### WHAT YOU ARE ASKED TO DO
Select and copy out every line in the records containing "Coordinated".

### DATA PROVIDED
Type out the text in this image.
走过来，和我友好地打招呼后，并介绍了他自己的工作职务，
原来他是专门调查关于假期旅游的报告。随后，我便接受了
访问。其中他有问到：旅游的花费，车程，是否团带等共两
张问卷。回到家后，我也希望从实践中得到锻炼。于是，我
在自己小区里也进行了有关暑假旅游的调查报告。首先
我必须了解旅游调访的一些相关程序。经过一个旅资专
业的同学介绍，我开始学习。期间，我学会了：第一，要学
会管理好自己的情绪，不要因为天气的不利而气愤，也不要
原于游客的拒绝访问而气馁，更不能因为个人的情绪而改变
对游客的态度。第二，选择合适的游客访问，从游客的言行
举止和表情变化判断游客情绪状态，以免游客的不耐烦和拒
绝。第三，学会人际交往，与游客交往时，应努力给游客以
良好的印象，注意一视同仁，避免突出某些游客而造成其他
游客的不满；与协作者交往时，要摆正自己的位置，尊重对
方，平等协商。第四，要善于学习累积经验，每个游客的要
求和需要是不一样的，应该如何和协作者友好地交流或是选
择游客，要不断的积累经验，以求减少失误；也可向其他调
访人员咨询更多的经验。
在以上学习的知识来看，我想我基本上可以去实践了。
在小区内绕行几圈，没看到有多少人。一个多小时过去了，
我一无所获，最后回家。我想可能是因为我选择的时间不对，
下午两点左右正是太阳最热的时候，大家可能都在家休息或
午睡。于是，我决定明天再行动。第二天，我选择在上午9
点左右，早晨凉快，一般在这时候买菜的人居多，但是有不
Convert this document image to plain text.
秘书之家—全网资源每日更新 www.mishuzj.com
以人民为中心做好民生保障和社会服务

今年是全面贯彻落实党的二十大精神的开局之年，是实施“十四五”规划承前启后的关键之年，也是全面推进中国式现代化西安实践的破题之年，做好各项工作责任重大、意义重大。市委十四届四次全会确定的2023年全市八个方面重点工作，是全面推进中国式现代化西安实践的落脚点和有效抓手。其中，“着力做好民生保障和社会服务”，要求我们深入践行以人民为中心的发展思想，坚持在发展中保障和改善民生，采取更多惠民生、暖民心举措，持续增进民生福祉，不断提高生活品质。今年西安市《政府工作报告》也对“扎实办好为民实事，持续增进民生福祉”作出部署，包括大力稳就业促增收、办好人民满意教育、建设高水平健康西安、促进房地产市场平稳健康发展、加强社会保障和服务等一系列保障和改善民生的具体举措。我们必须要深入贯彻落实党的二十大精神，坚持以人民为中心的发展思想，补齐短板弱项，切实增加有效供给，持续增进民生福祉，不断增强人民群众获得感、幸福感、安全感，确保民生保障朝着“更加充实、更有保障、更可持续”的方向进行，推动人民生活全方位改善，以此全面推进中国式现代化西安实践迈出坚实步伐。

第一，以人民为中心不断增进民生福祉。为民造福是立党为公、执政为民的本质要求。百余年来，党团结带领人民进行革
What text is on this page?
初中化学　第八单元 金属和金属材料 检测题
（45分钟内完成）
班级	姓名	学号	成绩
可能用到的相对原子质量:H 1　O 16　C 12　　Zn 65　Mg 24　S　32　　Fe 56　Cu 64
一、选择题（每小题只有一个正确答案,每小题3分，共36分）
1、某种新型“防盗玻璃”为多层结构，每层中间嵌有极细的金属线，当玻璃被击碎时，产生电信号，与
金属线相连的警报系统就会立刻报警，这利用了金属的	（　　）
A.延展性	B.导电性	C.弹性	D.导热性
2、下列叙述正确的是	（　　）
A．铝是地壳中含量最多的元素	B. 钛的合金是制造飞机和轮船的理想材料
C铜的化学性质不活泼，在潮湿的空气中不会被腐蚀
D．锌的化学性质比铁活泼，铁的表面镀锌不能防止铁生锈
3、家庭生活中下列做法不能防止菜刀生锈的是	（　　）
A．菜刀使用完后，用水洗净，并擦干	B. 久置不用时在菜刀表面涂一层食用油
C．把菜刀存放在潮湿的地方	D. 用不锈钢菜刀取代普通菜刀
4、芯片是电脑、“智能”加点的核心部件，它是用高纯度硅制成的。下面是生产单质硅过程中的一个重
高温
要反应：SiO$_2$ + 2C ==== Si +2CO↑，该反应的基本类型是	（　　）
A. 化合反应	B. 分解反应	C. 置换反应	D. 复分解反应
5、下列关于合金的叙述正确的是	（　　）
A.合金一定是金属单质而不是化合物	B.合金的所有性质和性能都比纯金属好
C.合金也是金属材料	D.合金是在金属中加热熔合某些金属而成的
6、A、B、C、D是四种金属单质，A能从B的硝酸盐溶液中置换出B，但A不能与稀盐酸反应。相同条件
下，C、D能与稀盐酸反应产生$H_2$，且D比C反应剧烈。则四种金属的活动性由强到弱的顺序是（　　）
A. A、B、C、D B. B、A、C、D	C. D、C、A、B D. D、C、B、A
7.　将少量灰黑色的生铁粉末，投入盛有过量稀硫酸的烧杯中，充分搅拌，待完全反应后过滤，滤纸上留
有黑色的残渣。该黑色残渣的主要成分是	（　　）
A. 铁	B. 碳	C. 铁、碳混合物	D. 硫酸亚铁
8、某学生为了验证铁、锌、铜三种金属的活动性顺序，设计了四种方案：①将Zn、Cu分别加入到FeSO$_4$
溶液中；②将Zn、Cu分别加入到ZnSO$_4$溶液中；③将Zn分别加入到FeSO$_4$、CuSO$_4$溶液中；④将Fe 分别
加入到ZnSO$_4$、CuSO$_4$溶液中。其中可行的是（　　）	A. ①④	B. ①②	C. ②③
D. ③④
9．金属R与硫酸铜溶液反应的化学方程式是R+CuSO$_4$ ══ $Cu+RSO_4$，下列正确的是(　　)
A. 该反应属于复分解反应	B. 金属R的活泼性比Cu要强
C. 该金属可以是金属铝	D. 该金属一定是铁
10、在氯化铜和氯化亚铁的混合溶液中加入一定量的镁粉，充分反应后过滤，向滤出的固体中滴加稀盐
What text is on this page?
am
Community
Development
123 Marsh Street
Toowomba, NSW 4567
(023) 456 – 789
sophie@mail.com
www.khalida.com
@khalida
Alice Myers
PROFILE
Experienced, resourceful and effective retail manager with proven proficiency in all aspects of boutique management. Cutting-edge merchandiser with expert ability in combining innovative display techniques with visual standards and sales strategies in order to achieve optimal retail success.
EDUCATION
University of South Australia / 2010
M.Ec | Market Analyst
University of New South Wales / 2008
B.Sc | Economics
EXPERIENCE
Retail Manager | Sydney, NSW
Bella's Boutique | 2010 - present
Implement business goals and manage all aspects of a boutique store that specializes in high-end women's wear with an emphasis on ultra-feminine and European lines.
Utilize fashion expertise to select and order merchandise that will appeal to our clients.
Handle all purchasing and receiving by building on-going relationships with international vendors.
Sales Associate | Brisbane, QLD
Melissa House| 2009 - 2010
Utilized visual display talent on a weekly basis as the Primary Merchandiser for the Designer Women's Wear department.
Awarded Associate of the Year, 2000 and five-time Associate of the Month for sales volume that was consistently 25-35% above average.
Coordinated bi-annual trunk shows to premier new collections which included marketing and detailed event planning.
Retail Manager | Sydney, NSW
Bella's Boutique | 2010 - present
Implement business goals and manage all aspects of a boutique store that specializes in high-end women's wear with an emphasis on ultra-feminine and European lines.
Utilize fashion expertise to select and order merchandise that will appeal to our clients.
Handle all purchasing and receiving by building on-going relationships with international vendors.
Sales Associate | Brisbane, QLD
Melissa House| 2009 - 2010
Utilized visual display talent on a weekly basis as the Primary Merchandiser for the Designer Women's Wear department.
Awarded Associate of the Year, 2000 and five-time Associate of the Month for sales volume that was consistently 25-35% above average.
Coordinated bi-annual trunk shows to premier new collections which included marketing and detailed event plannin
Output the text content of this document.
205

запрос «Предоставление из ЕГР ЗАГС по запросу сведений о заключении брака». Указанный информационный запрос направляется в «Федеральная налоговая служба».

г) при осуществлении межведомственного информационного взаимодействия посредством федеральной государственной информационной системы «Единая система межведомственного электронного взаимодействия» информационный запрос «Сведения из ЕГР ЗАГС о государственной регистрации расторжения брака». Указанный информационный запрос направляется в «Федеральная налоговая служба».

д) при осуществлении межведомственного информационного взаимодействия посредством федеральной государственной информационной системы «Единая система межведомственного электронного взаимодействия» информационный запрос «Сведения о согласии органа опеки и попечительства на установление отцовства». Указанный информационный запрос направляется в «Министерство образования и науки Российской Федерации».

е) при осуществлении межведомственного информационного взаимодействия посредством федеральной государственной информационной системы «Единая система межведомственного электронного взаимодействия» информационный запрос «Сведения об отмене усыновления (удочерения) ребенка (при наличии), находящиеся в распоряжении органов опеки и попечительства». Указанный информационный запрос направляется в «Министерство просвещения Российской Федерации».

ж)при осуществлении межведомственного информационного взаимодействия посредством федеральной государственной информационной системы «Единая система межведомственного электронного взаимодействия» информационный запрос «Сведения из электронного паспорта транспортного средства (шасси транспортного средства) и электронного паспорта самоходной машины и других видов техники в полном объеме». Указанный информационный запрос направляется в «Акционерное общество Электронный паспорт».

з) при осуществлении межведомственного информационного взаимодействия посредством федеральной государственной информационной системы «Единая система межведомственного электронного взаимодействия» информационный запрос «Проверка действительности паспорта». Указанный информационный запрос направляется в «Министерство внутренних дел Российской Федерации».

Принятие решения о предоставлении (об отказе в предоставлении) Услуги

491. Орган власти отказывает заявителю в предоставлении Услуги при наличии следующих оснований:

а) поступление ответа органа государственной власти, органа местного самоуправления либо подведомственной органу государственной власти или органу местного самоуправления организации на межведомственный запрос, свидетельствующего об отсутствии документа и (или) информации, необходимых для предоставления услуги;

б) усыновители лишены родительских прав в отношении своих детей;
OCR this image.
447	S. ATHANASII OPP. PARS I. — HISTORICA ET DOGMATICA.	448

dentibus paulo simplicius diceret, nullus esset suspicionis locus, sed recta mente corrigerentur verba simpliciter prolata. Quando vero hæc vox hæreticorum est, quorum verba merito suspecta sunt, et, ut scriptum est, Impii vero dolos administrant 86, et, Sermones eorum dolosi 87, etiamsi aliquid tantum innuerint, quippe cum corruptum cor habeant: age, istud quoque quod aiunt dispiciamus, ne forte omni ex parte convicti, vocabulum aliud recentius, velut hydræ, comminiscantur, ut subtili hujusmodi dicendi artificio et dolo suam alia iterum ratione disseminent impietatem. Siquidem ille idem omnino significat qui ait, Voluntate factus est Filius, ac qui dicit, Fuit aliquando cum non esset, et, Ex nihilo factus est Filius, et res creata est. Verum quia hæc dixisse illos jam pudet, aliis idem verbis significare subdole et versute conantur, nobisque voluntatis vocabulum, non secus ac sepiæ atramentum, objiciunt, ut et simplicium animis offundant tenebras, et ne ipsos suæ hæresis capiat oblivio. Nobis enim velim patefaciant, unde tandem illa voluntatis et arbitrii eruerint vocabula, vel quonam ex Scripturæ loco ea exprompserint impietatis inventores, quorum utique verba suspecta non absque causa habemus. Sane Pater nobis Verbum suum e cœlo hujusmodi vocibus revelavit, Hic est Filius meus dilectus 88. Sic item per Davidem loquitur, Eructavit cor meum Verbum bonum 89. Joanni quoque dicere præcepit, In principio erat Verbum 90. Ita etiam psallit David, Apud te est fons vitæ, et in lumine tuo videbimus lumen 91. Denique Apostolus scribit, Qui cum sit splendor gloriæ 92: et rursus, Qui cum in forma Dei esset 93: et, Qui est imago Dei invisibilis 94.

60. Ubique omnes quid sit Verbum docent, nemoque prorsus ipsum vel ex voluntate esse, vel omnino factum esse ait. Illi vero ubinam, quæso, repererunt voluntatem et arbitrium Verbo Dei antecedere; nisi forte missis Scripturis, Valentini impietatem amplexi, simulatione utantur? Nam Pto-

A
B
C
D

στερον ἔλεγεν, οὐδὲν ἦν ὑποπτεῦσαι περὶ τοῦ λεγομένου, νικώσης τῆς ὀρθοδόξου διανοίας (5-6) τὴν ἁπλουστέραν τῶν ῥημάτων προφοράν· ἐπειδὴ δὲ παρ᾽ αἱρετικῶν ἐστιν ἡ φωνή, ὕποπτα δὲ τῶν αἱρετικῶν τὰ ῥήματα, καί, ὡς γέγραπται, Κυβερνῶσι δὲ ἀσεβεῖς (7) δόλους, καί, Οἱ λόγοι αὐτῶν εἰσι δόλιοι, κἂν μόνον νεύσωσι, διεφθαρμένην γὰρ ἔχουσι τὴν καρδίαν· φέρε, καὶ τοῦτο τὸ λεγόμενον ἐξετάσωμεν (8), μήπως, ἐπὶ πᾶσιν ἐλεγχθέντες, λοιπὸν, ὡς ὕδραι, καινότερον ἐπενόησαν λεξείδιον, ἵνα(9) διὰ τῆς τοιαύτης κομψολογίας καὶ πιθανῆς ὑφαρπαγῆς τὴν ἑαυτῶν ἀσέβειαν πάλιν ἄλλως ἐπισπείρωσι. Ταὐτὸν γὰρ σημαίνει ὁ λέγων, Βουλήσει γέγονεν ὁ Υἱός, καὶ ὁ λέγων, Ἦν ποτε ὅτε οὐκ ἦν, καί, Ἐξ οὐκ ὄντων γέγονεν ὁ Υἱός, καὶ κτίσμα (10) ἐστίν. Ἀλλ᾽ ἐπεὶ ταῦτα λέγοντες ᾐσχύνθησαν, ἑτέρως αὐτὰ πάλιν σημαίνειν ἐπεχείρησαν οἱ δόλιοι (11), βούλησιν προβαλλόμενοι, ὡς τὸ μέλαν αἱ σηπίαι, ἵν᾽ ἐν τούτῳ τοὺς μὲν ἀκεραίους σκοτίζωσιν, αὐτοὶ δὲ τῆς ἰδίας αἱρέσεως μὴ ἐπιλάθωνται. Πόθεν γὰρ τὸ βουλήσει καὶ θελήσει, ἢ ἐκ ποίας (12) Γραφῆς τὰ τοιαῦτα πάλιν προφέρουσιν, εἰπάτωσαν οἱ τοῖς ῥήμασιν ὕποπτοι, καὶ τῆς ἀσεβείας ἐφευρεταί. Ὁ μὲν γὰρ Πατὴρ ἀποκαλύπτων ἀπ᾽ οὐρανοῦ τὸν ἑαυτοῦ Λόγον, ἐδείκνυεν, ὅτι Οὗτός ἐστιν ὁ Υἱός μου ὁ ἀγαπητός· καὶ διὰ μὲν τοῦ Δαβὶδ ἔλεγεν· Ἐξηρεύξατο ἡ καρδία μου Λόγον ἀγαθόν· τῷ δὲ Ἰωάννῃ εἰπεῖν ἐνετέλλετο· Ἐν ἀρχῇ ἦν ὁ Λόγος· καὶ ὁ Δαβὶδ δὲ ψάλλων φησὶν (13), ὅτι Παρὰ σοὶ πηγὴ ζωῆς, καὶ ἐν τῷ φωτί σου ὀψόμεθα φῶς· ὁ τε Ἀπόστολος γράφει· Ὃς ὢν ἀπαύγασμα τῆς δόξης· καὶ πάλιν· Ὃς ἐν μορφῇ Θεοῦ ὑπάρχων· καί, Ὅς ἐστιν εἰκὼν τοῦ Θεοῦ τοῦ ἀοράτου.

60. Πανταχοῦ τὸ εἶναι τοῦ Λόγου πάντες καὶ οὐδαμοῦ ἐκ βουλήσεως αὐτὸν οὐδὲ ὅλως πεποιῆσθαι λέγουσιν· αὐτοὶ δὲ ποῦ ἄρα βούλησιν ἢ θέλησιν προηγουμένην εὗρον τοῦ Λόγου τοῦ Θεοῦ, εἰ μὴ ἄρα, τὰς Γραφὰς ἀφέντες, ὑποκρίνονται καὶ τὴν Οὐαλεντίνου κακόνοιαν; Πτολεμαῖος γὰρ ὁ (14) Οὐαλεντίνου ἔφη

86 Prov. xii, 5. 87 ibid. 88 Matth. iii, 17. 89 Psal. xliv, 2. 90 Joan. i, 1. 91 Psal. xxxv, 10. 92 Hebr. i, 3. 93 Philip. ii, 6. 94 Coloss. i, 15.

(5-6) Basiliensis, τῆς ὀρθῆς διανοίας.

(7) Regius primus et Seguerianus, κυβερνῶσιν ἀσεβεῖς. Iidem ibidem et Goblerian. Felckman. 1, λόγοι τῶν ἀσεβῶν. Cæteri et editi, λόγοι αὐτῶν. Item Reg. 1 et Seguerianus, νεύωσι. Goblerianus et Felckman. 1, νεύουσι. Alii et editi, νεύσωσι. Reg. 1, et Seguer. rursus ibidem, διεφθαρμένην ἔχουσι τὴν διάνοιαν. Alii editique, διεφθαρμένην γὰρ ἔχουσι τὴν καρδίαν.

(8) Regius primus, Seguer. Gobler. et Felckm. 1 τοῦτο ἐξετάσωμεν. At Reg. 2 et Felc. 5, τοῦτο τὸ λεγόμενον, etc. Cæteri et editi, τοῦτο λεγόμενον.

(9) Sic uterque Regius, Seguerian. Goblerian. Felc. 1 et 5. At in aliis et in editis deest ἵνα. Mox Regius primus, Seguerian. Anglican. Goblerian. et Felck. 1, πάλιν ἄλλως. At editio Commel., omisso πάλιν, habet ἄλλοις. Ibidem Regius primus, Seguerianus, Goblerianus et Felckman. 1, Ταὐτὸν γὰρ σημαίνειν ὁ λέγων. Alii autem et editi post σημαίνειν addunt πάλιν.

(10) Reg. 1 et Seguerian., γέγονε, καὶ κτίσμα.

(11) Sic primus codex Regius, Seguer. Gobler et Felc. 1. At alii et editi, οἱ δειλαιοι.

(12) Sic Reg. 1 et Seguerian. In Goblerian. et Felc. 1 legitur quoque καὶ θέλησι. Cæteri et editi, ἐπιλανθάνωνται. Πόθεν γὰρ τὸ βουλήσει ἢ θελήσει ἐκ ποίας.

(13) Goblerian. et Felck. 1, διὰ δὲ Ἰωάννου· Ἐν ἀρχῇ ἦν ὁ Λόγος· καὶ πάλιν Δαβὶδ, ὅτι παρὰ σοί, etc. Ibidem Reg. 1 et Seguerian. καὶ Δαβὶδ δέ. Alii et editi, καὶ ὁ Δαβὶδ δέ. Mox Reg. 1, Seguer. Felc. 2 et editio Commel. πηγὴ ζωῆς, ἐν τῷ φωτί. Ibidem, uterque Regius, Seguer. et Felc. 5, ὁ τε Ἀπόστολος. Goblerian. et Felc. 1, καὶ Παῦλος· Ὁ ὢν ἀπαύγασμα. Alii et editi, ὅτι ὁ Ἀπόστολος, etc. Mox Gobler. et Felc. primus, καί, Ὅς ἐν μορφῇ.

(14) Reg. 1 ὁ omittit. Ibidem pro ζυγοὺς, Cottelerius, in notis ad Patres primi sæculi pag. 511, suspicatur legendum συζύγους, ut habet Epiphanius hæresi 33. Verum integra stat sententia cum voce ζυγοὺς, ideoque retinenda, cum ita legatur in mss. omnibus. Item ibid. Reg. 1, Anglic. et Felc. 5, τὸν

### RESPONSE TO THE EXERCISE
Coordinated bi-annual trunk shows to premier new collections which included marketing and detailed event planning.
Coordinated bi-annual trunk shows to premier new collections which included marketing and detailed event plannin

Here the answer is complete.